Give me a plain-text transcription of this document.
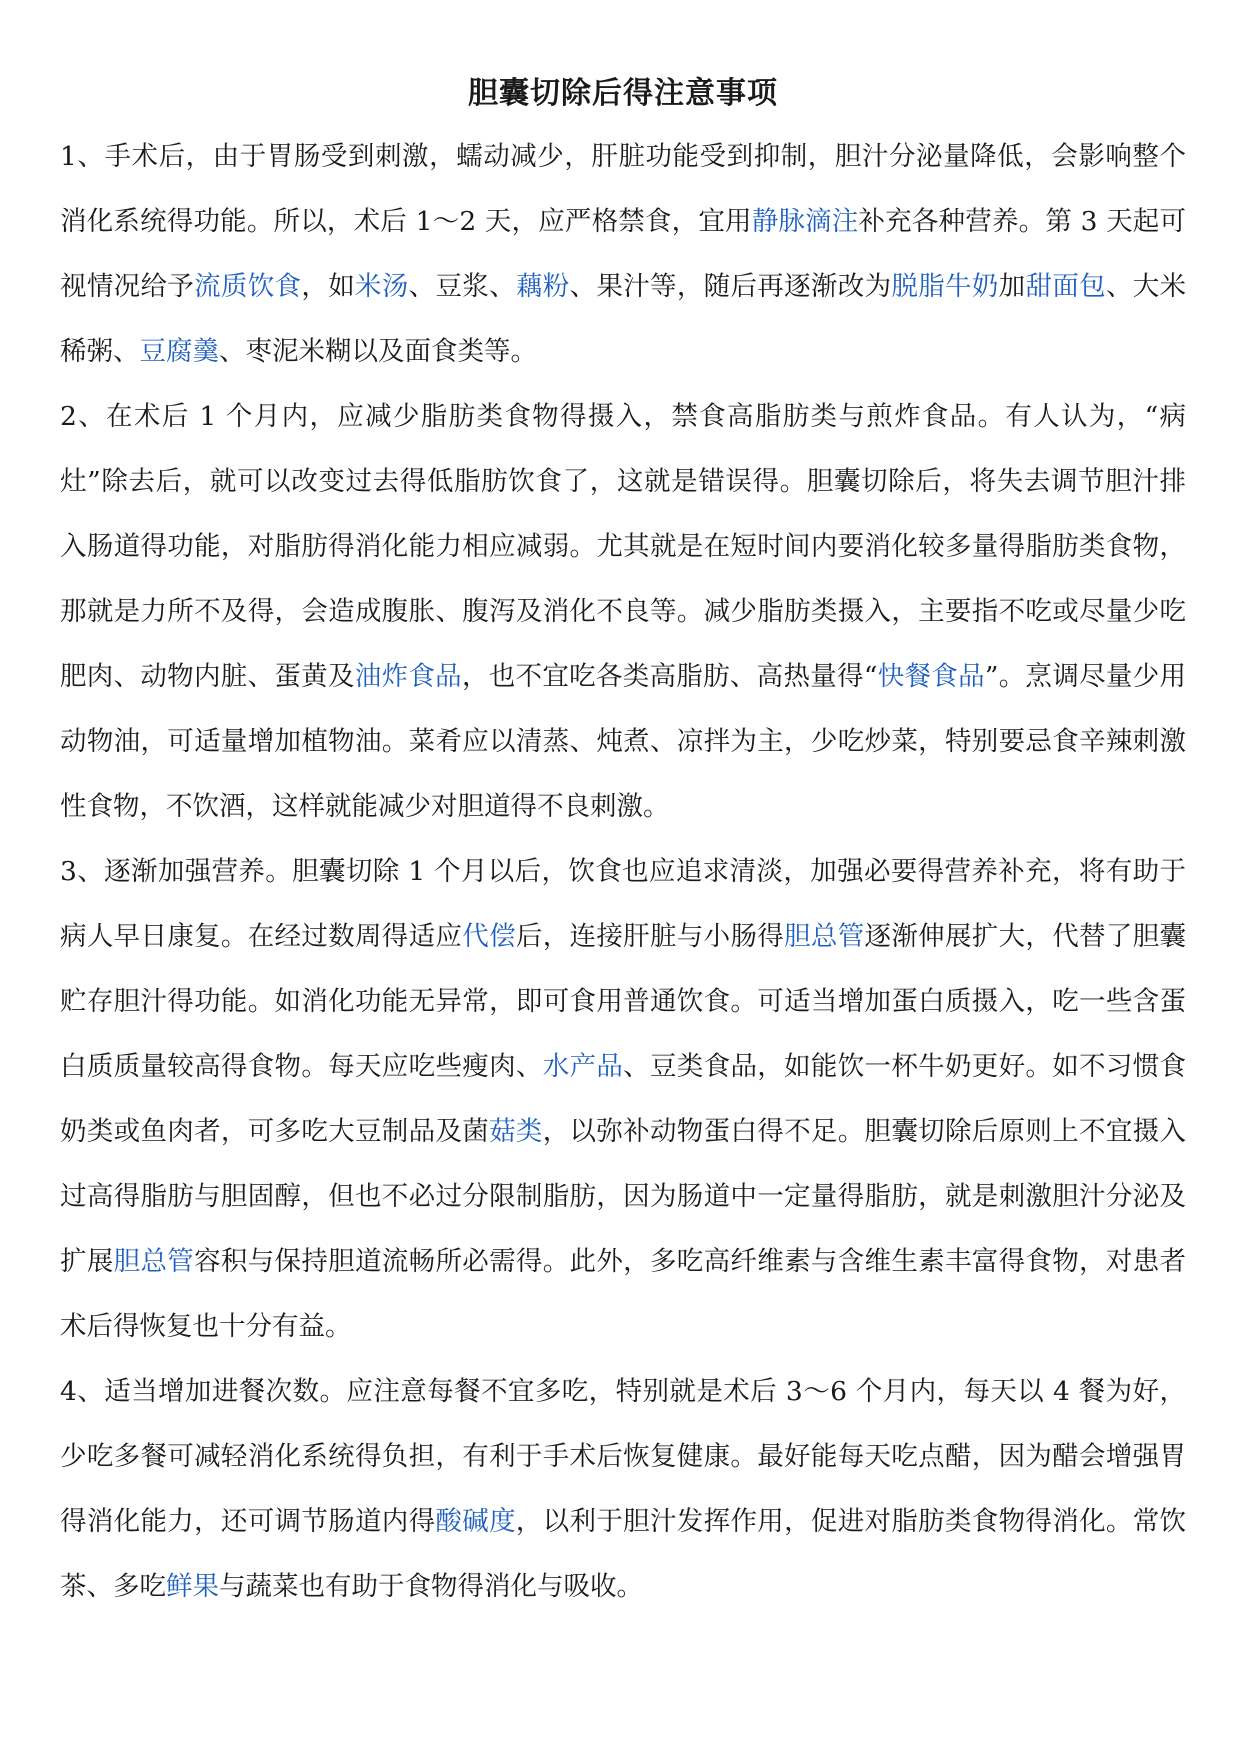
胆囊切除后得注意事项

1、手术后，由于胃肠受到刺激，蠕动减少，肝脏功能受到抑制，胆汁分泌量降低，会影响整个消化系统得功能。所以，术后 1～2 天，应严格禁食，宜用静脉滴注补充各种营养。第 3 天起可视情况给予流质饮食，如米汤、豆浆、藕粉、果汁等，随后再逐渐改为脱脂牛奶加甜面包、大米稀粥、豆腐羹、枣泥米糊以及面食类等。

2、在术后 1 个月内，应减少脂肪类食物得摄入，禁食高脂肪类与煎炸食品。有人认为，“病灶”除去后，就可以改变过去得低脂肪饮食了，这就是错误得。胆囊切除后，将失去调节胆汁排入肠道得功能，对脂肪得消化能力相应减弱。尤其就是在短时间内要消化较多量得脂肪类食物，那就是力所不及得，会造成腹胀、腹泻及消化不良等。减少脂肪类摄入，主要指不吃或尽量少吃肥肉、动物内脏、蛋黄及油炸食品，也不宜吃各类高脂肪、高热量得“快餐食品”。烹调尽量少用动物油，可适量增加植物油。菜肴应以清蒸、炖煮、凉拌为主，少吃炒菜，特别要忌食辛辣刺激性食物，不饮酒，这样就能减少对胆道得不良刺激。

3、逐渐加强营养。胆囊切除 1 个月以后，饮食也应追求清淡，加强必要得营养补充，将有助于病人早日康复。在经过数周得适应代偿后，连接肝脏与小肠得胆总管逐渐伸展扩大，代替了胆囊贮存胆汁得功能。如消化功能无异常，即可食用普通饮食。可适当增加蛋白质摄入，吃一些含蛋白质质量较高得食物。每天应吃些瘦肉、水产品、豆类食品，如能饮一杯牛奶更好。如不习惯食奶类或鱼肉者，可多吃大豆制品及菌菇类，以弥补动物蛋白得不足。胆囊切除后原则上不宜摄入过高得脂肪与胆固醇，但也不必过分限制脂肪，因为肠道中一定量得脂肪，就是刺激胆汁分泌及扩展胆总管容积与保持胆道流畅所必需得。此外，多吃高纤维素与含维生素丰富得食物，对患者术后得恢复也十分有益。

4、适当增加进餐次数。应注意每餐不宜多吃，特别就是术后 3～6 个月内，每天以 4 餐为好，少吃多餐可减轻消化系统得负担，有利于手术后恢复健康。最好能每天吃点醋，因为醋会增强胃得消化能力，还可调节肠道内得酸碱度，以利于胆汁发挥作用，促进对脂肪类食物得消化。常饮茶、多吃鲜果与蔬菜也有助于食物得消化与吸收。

■ INSTRUCTIONS TO FOLLOW
Output all of the records exactly as they appear above, but not the pictures.

■ WRITTEN SOLUTION
Give me a plain-text transcription of this document.
胆囊切除后得注意事项

1、手术后，由于胃肠受到刺激，蠕动减少，肝脏功能受到抑制，胆汁分泌量降低，会影响整个消化系统得功能。所以，术后 1～2 天，应严格禁食，宜用静脉滴注补充各种营养。第 3 天起可视情况给予流质饮食，如米汤、豆浆、藕粉、果汁等，随后再逐渐改为脱脂牛奶加甜面包、大米稀粥、豆腐羹、枣泥米糊以及面食类等。

2、在术后 1 个月内，应减少脂肪类食物得摄入，禁食高脂肪类与煎炸食品。有人认为，“病灶”除去后，就可以改变过去得低脂肪饮食了，这就是错误得。胆囊切除后，将失去调节胆汁排入肠道得功能，对脂肪得消化能力相应减弱。尤其就是在短时间内要消化较多量得脂肪类食物，那就是力所不及得，会造成腹胀、腹泻及消化不良等。减少脂肪类摄入，主要指不吃或尽量少吃肥肉、动物内脏、蛋黄及油炸食品，也不宜吃各类高脂肪、高热量得“快餐食品”。烹调尽量少用动物油，可适量增加植物油。菜肴应以清蒸、炖煮、凉拌为主，少吃炒菜，特别要忌食辛辣刺激性食物，不饮酒，这样就能减少对胆道得不良刺激。

3、逐渐加强营养。胆囊切除 1 个月以后，饮食也应追求清淡，加强必要得营养补充，将有助于病人早日康复。在经过数周得适应代偿后，连接肝脏与小肠得胆总管逐渐伸展扩大，代替了胆囊贮存胆汁得功能。如消化功能无异常，即可食用普通饮食。可适当增加蛋白质摄入，吃一些含蛋白质质量较高得食物。每天应吃些瘦肉、水产品、豆类食品，如能饮一杯牛奶更好。如不习惯食奶类或鱼肉者，可多吃大豆制品及菌菇类，以弥补动物蛋白得不足。胆囊切除后原则上不宜摄入过高得脂肪与胆固醇，但也不必过分限制脂肪，因为肠道中一定量得脂肪，就是刺激胆汁分泌及扩展胆总管容积与保持胆道流畅所必需得。此外，多吃高纤维素与含维生素丰富得食物，对患者术后得恢复也十分有益。

4、适当增加进餐次数。应注意每餐不宜多吃，特别就是术后 3～6 个月内，每天以 4 餐为好，少吃多餐可减轻消化系统得负担，有利于手术后恢复健康。最好能每天吃点醋，因为醋会增强胃得消化能力，还可调节肠道内得酸碱度，以利于胆汁发挥作用，促进对脂肪类食物得消化。常饮茶、多吃鲜果与蔬菜也有助于食物得消化与吸收。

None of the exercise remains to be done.